::: SUPPLIED MATERIAL :::

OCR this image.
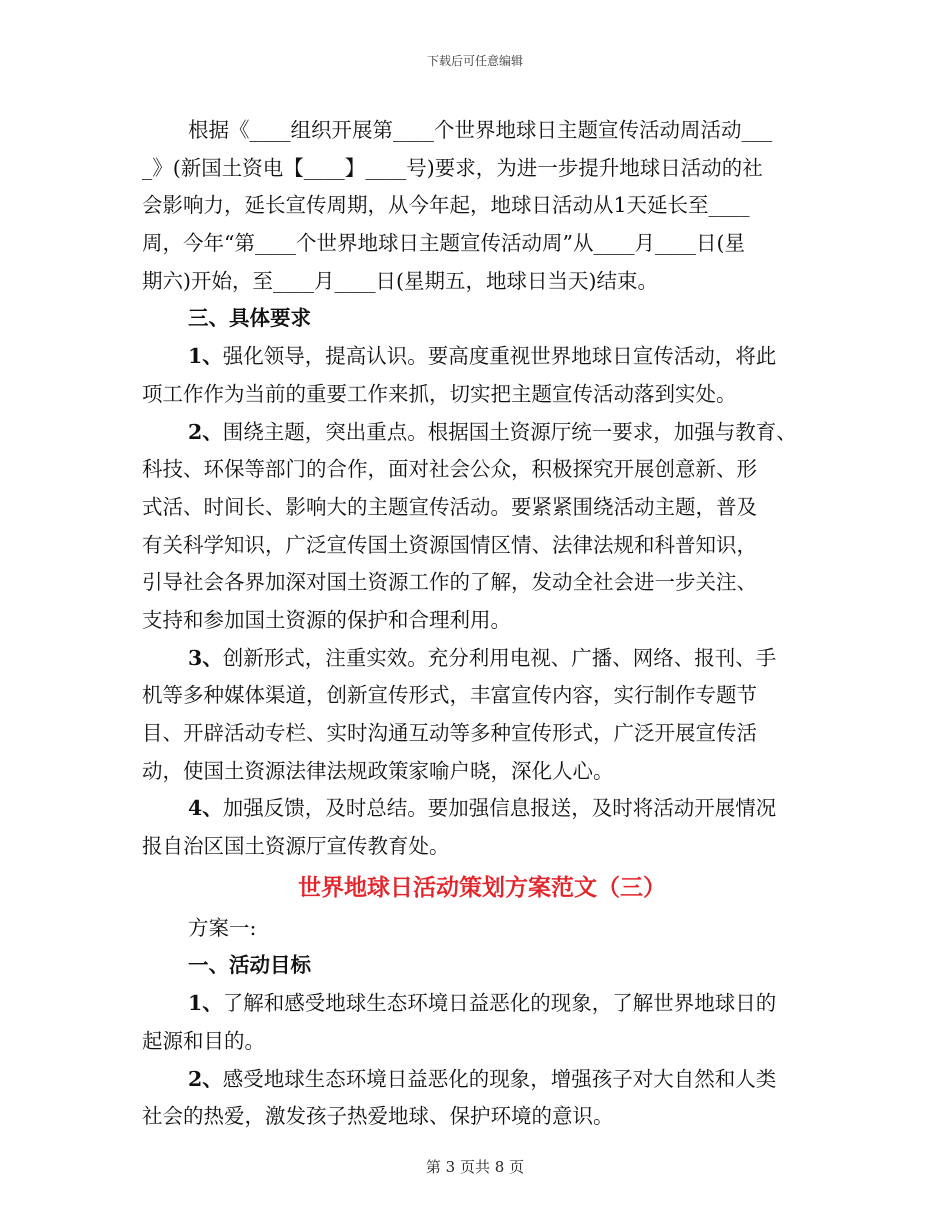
下载后可任意编辑
根据《____组织开展第____个世界地球日主题宣传活动周活动___
_》(新国土资电【____】____号)要求，为进一步提升地球日活动的社
会影响力，延长宣传周期，从今年起，地球日活动从1天延长至____
周，今年“第____个世界地球日主题宣传活动周”从____月____日(星
期六)开始，至____月____日(星期五，地球日当天)结束。
三、具体要求
1、强化领导，提高认识。要高度重视世界地球日宣传活动，将此
项工作作为当前的重要工作来抓，切实把主题宣传活动落到实处。
2、围绕主题，突出重点。根据国土资源厅统一要求，加强与教育、
科技、环保等部门的合作，面对社会公众，积极探究开展创意新、形
式活、时间长、影响大的主题宣传活动。要紧紧围绕活动主题，普及
有关科学知识，广泛宣传国土资源国情区情、法律法规和科普知识，
引导社会各界加深对国土资源工作的了解，发动全社会进一步关注、
支持和参加国土资源的保护和合理利用。
3、创新形式，注重实效。充分利用电视、广播、网络、报刊、手
机等多种媒体渠道，创新宣传形式，丰富宣传内容，实行制作专题节
目、开辟活动专栏、实时沟通互动等多种宣传形式，广泛开展宣传活
动，使国土资源法律法规政策家喻户晓，深化人心。
4、加强反馈，及时总结。要加强信息报送，及时将活动开展情况
报自治区国土资源厅宣传教育处。
世界地球日活动策划方案范文（三）
方案一:
一、活动目标
1、了解和感受地球生态环境日益恶化的现象，了解世界地球日的
起源和目的。
2、感受地球生态环境日益恶化的现象，增强孩子对大自然和人类
社会的热爱，激发孩子热爱地球、保护环境的意识。
第 3 页共 8 页
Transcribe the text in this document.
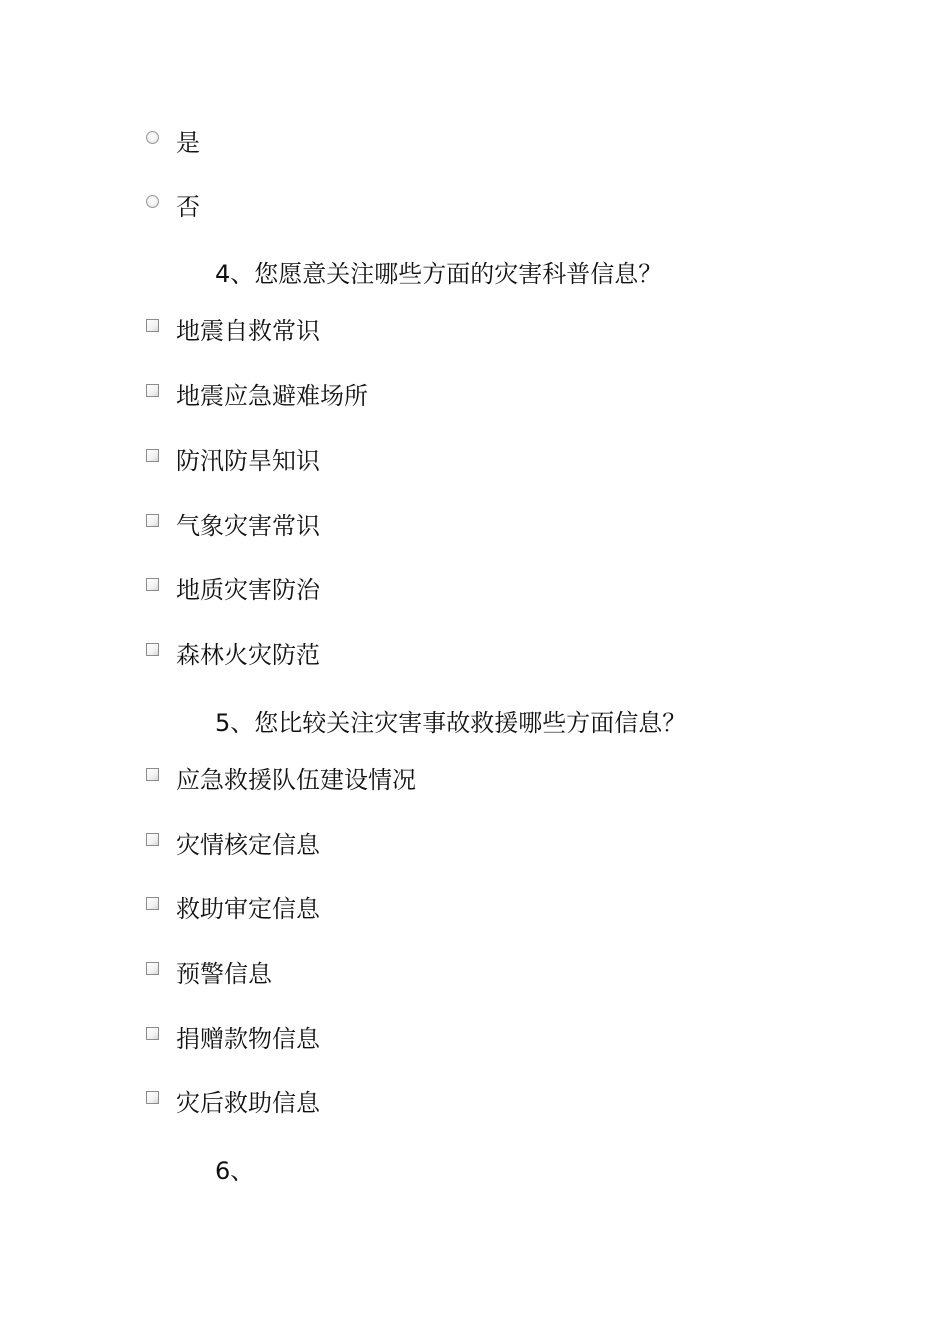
是
否
4、您愿意关注哪些方面的灾害科普信息？
地震自救常识
地震应急避难场所
防汛防旱知识
气象灾害常识
地质灾害防治
森林火灾防范
5、您比较关注灾害事故救援哪些方面信息？
应急救援队伍建设情况
灾情核定信息
救助审定信息
预警信息
捐赠款物信息
灾后救助信息
6、
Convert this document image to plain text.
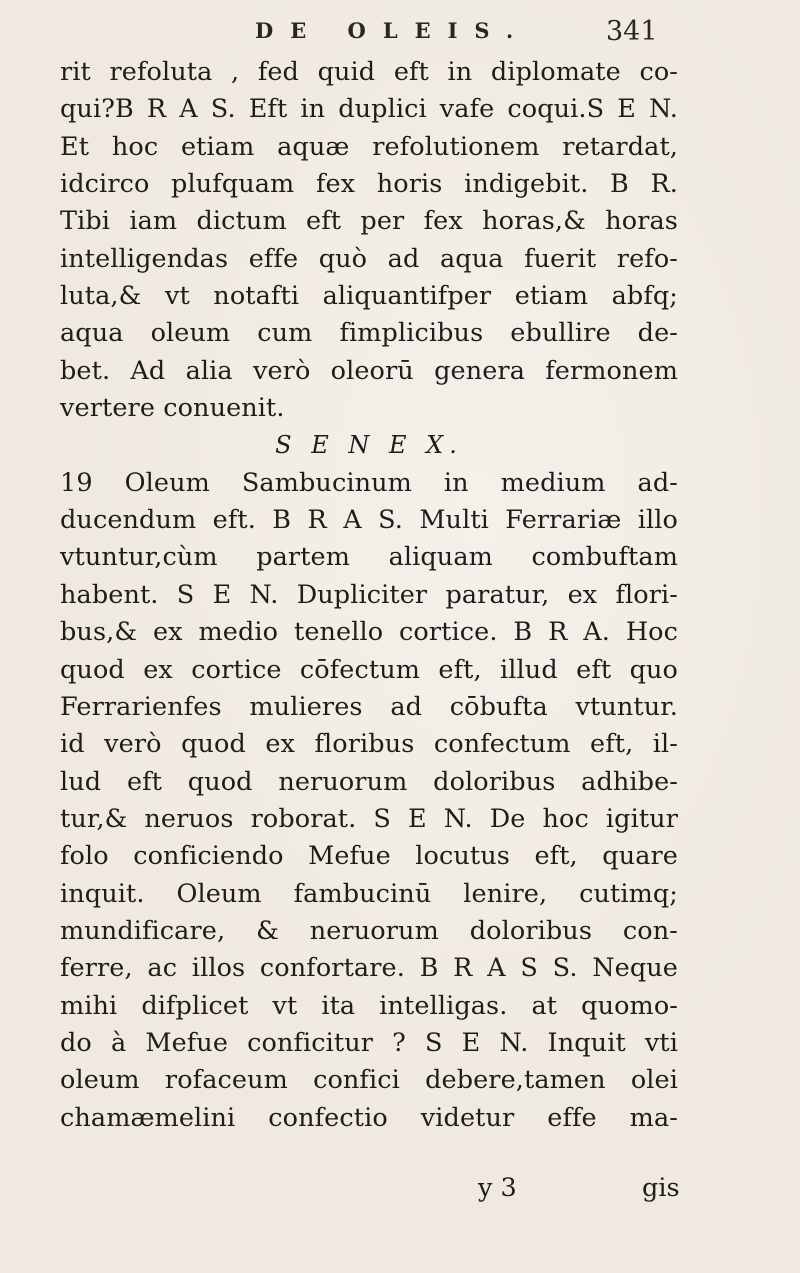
DE OLEIS.	341
rit refoluta , fed quid eft in diplomate co-
qui?B R A S. Eft in duplici vafe coqui.S E N.
Et hoc etiam aquæ refolutionem retardat,
idcirco plufquam fex horis indigebit. B R.
Tibi iam dictum eft per fex horas,& horas
intelligendas effe quò ad aqua fuerit refo-
luta,& vt notafti aliquantifper etiam abfq;
aqua oleum cum fimplicibus ebullire de-
bet. Ad alia verò oleorū genera fermonem
vertere conuenit.
S E N E X.
19 Oleum Sambucinum in medium ad-
ducendum eft. B R A S. Multi Ferrariæ illo
vtuntur,cùm partem aliquam combuftam
habent. S E N. Dupliciter paratur, ex flori-
bus,& ex medio tenello cortice. B R A. Hoc
quod ex cortice cōfectum eft, illud eft quo
Ferrarienfes mulieres ad cōbufta vtuntur.
id verò quod ex floribus confectum eft, il-
lud eft quod neruorum doloribus adhibe-
tur,& neruos roborat. S E N. De hoc igitur
folo conficiendo Mefue locutus eft, quare
inquit. Oleum fambucinū lenire, cutimq;
mundificare, & neruorum doloribus con-
ferre, ac illos confortare. B R A S S. Neque
mihi difplicet vt ita intelligas. at quomo-
do à Mefue conficitur ? S E N. Inquit vti
oleum rofaceum confici debere,tamen olei
chamæmelini confectio videtur effe ma-
y 3	gis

:::

YOUR INSTRUCTIONS
Extract all the data above exactly, excluding every picture.

SOLUTION TO THIS TASK
OCR this image.
下载后可任意编辑
根据《____组织开展第____个世界地球日主题宣传活动周活动___
_》(新国土资电【____】____号)要求，为进一步提升地球日活动的社
会影响力，延长宣传周期，从今年起，地球日活动从1天延长至____
周，今年“第____个世界地球日主题宣传活动周”从____月____日(星
期六)开始，至____月____日(星期五，地球日当天)结束。
三、具体要求
1、强化领导，提高认识。要高度重视世界地球日宣传活动，将此
项工作作为当前的重要工作来抓，切实把主题宣传活动落到实处。
2、围绕主题，突出重点。根据国土资源厅统一要求，加强与教育、
科技、环保等部门的合作，面对社会公众，积极探究开展创意新、形
式活、时间长、影响大的主题宣传活动。要紧紧围绕活动主题，普及
有关科学知识，广泛宣传国土资源国情区情、法律法规和科普知识，
引导社会各界加深对国土资源工作的了解，发动全社会进一步关注、
支持和参加国土资源的保护和合理利用。
3、创新形式，注重实效。充分利用电视、广播、网络、报刊、手
机等多种媒体渠道，创新宣传形式，丰富宣传内容，实行制作专题节
目、开辟活动专栏、实时沟通互动等多种宣传形式，广泛开展宣传活
动，使国土资源法律法规政策家喻户晓，深化人心。
4、加强反馈，及时总结。要加强信息报送，及时将活动开展情况
报自治区国土资源厅宣传教育处。
世界地球日活动策划方案范文（三）
方案一:
一、活动目标
1、了解和感受地球生态环境日益恶化的现象，了解世界地球日的
起源和目的。
2、感受地球生态环境日益恶化的现象，增强孩子对大自然和人类
社会的热爱，激发孩子热爱地球、保护环境的意识。
第 3 页共 8 页
Transcribe the text in this document.
是
否
4、您愿意关注哪些方面的灾害科普信息？
地震自救常识
地震应急避难场所
防汛防旱知识
气象灾害常识
地质灾害防治
森林火灾防范
5、您比较关注灾害事故救援哪些方面信息？
应急救援队伍建设情况
灾情核定信息
救助审定信息
预警信息
捐赠款物信息
灾后救助信息
6、
Convert this document image to plain text.
DE OLEIS.	341
rit refoluta , fed quid eft in diplomate co-
qui?B R A S. Eft in duplici vafe coqui.S E N.
Et hoc etiam aquæ refolutionem retardat,
idcirco plufquam fex horis indigebit. B R.
Tibi iam dictum eft per fex horas,& horas
intelligendas effe quò ad aqua fuerit refo-
luta,& vt notafti aliquantifper etiam abfq;
aqua oleum cum fimplicibus ebullire de-
bet. Ad alia verò oleorū genera fermonem
vertere conuenit.
S E N E X.
19 Oleum Sambucinum in medium ad-
ducendum eft. B R A S. Multi Ferrariæ illo
vtuntur,cùm partem aliquam combuftam
habent. S E N. Dupliciter paratur, ex flori-
bus,& ex medio tenello cortice. B R A. Hoc
quod ex cortice cōfectum eft, illud eft quo
Ferrarienfes mulieres ad cōbufta vtuntur.
id verò quod ex floribus confectum eft, il-
lud eft quod neruorum doloribus adhibe-
tur,& neruos roborat. S E N. De hoc igitur
folo conficiendo Mefue locutus eft, quare
inquit. Oleum fambucinū lenire, cutimq;
mundificare, & neruorum doloribus con-
ferre, ac illos confortare. B R A S S. Neque
mihi difplicet vt ita intelligas. at quomo-
do à Mefue conficitur ? S E N. Inquit vti
oleum rofaceum confici debere,tamen olei
chamæmelini confectio videtur effe ma-
y 3	gis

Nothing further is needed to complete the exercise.